Goal of the exercise »
How many lines of the data hold the word "name"? State the number and nothing else.

━━ Given records ━━

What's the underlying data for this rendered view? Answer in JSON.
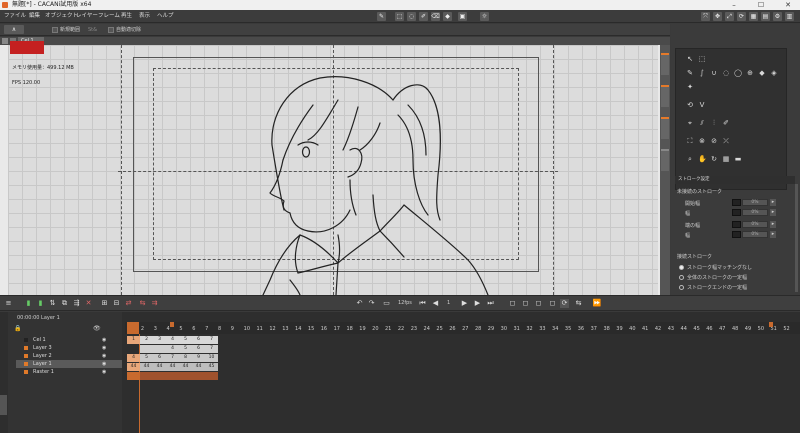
{
  "window": {
    "title": "無題[*] - CACANi試用版 x64",
    "min": "–",
    "max": "☐",
    "close": "✕"
  },
  "menu": [
    "ファイル",
    "編集",
    "オブジェクト",
    "レイヤー",
    "フレーム",
    "再生",
    "表示",
    "ヘルプ"
  ],
  "subtoolbar": {
    "btn1": "新規範囲",
    "btn2": "St&",
    "btn3": "自動適切除"
  },
  "canvas": {
    "tab_label": "Cel 1",
    "warning_text": "",
    "memory_label": "メモリ使用量：499.12 MB",
    "fps_label": "FPS 120.00"
  },
  "properties": {
    "header": "ストローク設定",
    "section1": "未接続のストローク",
    "start_width": "開始幅",
    "width_a": "幅",
    "end_width": "端の幅",
    "width_b": "幅",
    "value_placeholder": "0%",
    "section2": "接続ストローク",
    "opt1": "ストローク幅マッチングなし",
    "opt2": "全体のストロークの一定幅",
    "opt3": "ストロークエンドの一定幅"
  },
  "playback": {
    "fps": "12fps",
    "frame": "1"
  },
  "timeline": {
    "time_label": "00:00:00 Layer 1",
    "layers": [
      {
        "name": "Cel 1",
        "color": "#222222"
      },
      {
        "name": "Layer 3",
        "color": "#e07a2a"
      },
      {
        "name": "Layer 2",
        "color": "#e07a2a"
      },
      {
        "name": "Layer 1",
        "color": "#e07a2a"
      },
      {
        "name": "Raster 1",
        "color": "#e07a2a"
      }
    ],
    "frame_numbers": [
      "1",
      "2",
      "3",
      "4",
      "5",
      "6",
      "7",
      "8",
      "9",
      "10",
      "11",
      "12",
      "13",
      "14",
      "15",
      "16",
      "17",
      "18",
      "19",
      "20",
      "21",
      "22",
      "23",
      "24",
      "25",
      "26",
      "27",
      "28",
      "29",
      "30",
      "31",
      "32",
      "33",
      "34",
      "35",
      "36",
      "37",
      "38",
      "39",
      "40",
      "41",
      "42",
      "43",
      "44",
      "45",
      "46",
      "47",
      "48",
      "49",
      "50",
      "51",
      "52"
    ],
    "cells_row_cel": [
      "1",
      "2",
      "3",
      "4",
      "5",
      "6",
      "7"
    ],
    "cells_row_layer3": [
      "",
      "",
      "4",
      "5",
      "6",
      "7"
    ],
    "cells_row_layer2": [
      "4",
      "5",
      "6",
      "7",
      "8",
      "9",
      "10"
    ],
    "cells_row_layer1": [
      "44",
      "44",
      "44",
      "44",
      "44",
      "44",
      "45"
    ]
  }
}
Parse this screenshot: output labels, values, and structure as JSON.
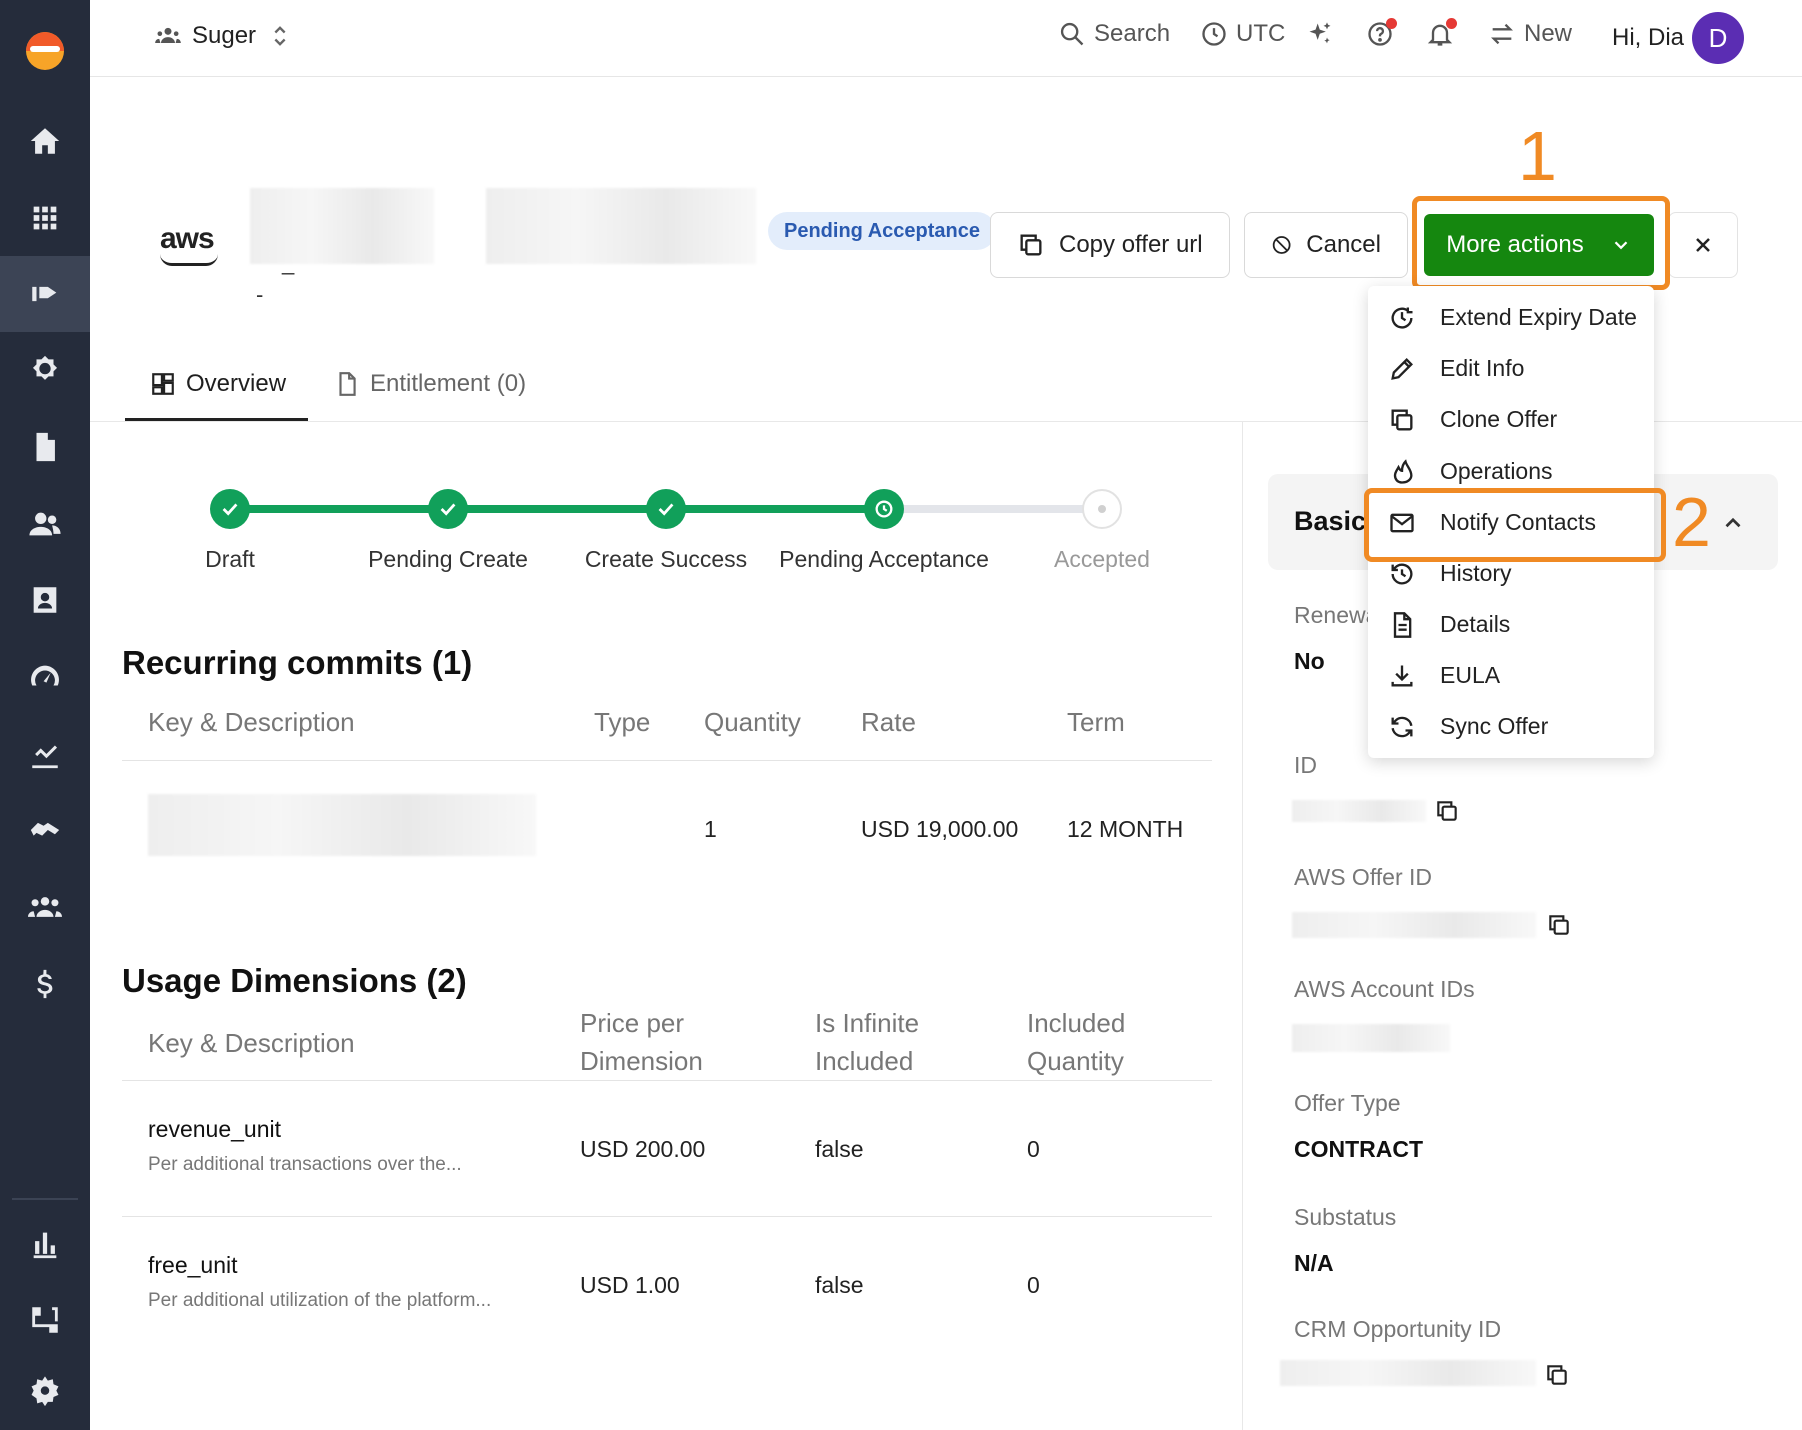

━━━

The output »
5